## WHAT IS NEEDED
Take the data that follows and retype it word for word.

START DATA

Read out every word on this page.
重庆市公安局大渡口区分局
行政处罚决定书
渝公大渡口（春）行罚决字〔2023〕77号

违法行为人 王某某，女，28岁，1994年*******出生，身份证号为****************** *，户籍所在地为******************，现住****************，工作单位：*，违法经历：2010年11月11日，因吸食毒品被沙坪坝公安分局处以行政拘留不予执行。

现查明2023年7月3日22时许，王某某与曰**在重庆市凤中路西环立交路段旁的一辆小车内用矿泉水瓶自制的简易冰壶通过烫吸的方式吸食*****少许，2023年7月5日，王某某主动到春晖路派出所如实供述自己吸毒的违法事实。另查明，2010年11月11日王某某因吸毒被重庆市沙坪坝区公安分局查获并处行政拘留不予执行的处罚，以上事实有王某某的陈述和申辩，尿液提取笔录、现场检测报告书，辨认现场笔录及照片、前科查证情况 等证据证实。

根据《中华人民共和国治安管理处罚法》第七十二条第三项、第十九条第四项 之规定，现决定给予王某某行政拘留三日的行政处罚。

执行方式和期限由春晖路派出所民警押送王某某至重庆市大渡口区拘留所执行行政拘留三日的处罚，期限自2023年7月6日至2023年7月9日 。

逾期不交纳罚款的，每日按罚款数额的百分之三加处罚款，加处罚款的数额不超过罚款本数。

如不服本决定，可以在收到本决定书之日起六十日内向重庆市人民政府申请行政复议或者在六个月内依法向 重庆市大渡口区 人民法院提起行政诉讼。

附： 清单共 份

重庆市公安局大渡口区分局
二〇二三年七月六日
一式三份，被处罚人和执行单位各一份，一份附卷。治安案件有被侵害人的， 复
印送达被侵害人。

END DATA

## SOLVED PROBLEM
Read out every word on this page.
重庆市公安局大渡口区分局
行政处罚决定书
渝公大渡口（春）行罚决字〔2023〕77号

违法行为人 王某某，女，28岁，1994年*******出生，身份证号为****************** *，户籍所在地为******************，现住****************，工作单位：*，违法经历：2010年11月11日，因吸食毒品被沙坪坝公安分局处以行政拘留不予执行。

现查明2023年7月3日22时许，王某某与曰**在重庆市凤中路西环立交路段旁的一辆小车内用矿泉水瓶自制的简易冰壶通过烫吸的方式吸食*****少许，2023年7月5日，王某某主动到春晖路派出所如实供述自己吸毒的违法事实。另查明，2010年11月11日王某某因吸毒被重庆市沙坪坝区公安分局查获并处行政拘留不予执行的处罚，以上事实有王某某的陈述和申辩，尿液提取笔录、现场检测报告书，辨认现场笔录及照片、前科查证情况 等证据证实。

根据《中华人民共和国治安管理处罚法》第七十二条第三项、第十九条第四项 之规定，现决定给予王某某行政拘留三日的行政处罚。

执行方式和期限由春晖路派出所民警押送王某某至重庆市大渡口区拘留所执行行政拘留三日的处罚，期限自2023年7月6日至2023年7月9日 。

逾期不交纳罚款的，每日按罚款数额的百分之三加处罚款，加处罚款的数额不超过罚款本数。

如不服本决定，可以在收到本决定书之日起六十日内向重庆市人民政府申请行政复议或者在六个月内依法向 重庆市大渡口区 人民法院提起行政诉讼。

附： 清单共 份

重庆市公安局大渡口区分局
二〇二三年七月六日
一式三份，被处罚人和执行单位各一份，一份附卷。治安案件有被侵害人的， 复
印送达被侵害人。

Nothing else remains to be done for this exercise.